**Do this:** Retype the records below word for word and omit any image.

**Dataset extract:**
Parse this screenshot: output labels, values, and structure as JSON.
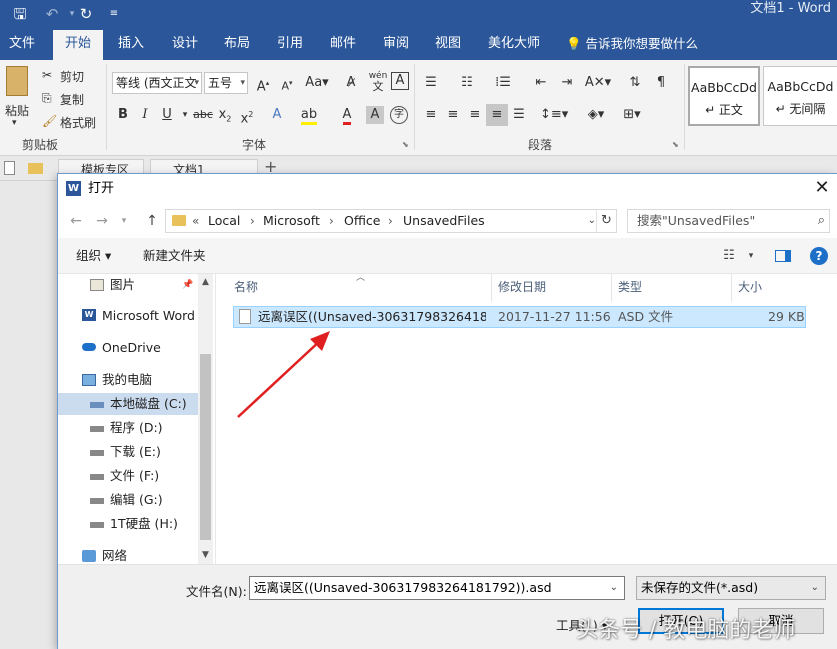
{
  "word": {
    "title": "文档1 - Word",
    "tabs": [
      "文件",
      "开始",
      "插入",
      "设计",
      "布局",
      "引用",
      "邮件",
      "审阅",
      "视图",
      "美化大师"
    ],
    "active_tab": "开始",
    "tell_me": "告诉我你想要做什么",
    "ribbon": {
      "clipboard": {
        "paste": "粘贴",
        "cut": "剪切",
        "copy": "复制",
        "format_painter": "格式刷",
        "group": "剪贴板"
      },
      "font": {
        "font_name": "等线 (西文正文",
        "font_size": "五号",
        "group": "字体",
        "phonetic": "wén"
      },
      "paragraph": {
        "group": "段落"
      },
      "styles": [
        {
          "sample": "AaBbCcDd",
          "name": "↵ 正文"
        },
        {
          "sample": "AaBbCcDd",
          "name": "↵ 无间隔"
        }
      ]
    },
    "doc_tabs": [
      "模板专区",
      "文档1"
    ]
  },
  "dialog": {
    "title": "打开",
    "breadcrumb": [
      "Local",
      "Microsoft",
      "Office",
      "UnsavedFiles"
    ],
    "search_placeholder": "搜索\"UnsavedFiles\"",
    "organize": "组织 ▾",
    "new_folder": "新建文件夹",
    "nav_items": [
      {
        "label": "图片",
        "icon": "pictures-icon"
      },
      {
        "label": "Microsoft Word",
        "icon": "word-icon"
      },
      {
        "label": "OneDrive",
        "icon": "onedrive-icon"
      },
      {
        "label": "我的电脑",
        "icon": "computer-icon"
      },
      {
        "label": "本地磁盘 (C:)",
        "icon": "drive-c-icon"
      },
      {
        "label": "程序 (D:)",
        "icon": "drive-icon"
      },
      {
        "label": "下载 (E:)",
        "icon": "drive-icon"
      },
      {
        "label": "文件 (F:)",
        "icon": "drive-icon"
      },
      {
        "label": "编辑 (G:)",
        "icon": "drive-icon"
      },
      {
        "label": "1T硬盘 (H:)",
        "icon": "drive-icon"
      },
      {
        "label": "网络",
        "icon": "network-icon"
      }
    ],
    "columns": [
      "名称",
      "修改日期",
      "类型",
      "大小"
    ],
    "files": [
      {
        "name": "远离误区((Unsaved-306317983264181...",
        "modified": "2017-11-27 11:56",
        "type": "ASD 文件",
        "size": "29 KB"
      }
    ],
    "filename_label": "文件名(N):",
    "filename_value": "远离误区((Unsaved-306317983264181792)).asd",
    "filetype_value": "未保存的文件(*.asd)",
    "tools": "工具(L) ▾",
    "open": "打开(O)",
    "cancel": "取消"
  },
  "watermark": "头条号 / 教电脑的老师",
  "colors": {
    "word_blue": "#2b579a",
    "selection": "#cce8ff",
    "arrow": "#e02020"
  }
}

**Result of this exercise:**
Parse this screenshot: output labels, values, and structure as JSON.
{
  "word": {
    "title": "文档1 - Word",
    "tabs": [
      "文件",
      "开始",
      "插入",
      "设计",
      "布局",
      "引用",
      "邮件",
      "审阅",
      "视图",
      "美化大师"
    ],
    "active_tab": "开始",
    "tell_me": "告诉我你想要做什么",
    "ribbon": {
      "clipboard": {
        "paste": "粘贴",
        "cut": "剪切",
        "copy": "复制",
        "format_painter": "格式刷",
        "group": "剪贴板"
      },
      "font": {
        "font_name": "等线 (西文正文",
        "font_size": "五号",
        "group": "字体",
        "phonetic": "wén"
      },
      "paragraph": {
        "group": "段落"
      },
      "styles": [
        {
          "sample": "AaBbCcDd",
          "name": "↵ 正文"
        },
        {
          "sample": "AaBbCcDd",
          "name": "↵ 无间隔"
        }
      ]
    },
    "doc_tabs": [
      "模板专区",
      "文档1"
    ]
  },
  "dialog": {
    "title": "打开",
    "breadcrumb": [
      "Local",
      "Microsoft",
      "Office",
      "UnsavedFiles"
    ],
    "search_placeholder": "搜索\"UnsavedFiles\"",
    "organize": "组织 ▾",
    "new_folder": "新建文件夹",
    "nav_items": [
      {
        "label": "图片",
        "icon": "pictures-icon"
      },
      {
        "label": "Microsoft Word",
        "icon": "word-icon"
      },
      {
        "label": "OneDrive",
        "icon": "onedrive-icon"
      },
      {
        "label": "我的电脑",
        "icon": "computer-icon"
      },
      {
        "label": "本地磁盘 (C:)",
        "icon": "drive-c-icon"
      },
      {
        "label": "程序 (D:)",
        "icon": "drive-icon"
      },
      {
        "label": "下载 (E:)",
        "icon": "drive-icon"
      },
      {
        "label": "文件 (F:)",
        "icon": "drive-icon"
      },
      {
        "label": "编辑 (G:)",
        "icon": "drive-icon"
      },
      {
        "label": "1T硬盘 (H:)",
        "icon": "drive-icon"
      },
      {
        "label": "网络",
        "icon": "network-icon"
      }
    ],
    "columns": [
      "名称",
      "修改日期",
      "类型",
      "大小"
    ],
    "files": [
      {
        "name": "远离误区((Unsaved-306317983264181...",
        "modified": "2017-11-27 11:56",
        "type": "ASD 文件",
        "size": "29 KB"
      }
    ],
    "filename_label": "文件名(N):",
    "filename_value": "远离误区((Unsaved-306317983264181792)).asd",
    "filetype_value": "未保存的文件(*.asd)",
    "tools": "工具(L) ▾",
    "open": "打开(O)",
    "cancel": "取消"
  },
  "watermark": "头条号 / 教电脑的老师",
  "colors": {
    "word_blue": "#2b579a",
    "selection": "#cce8ff",
    "arrow": "#e02020"
  }
}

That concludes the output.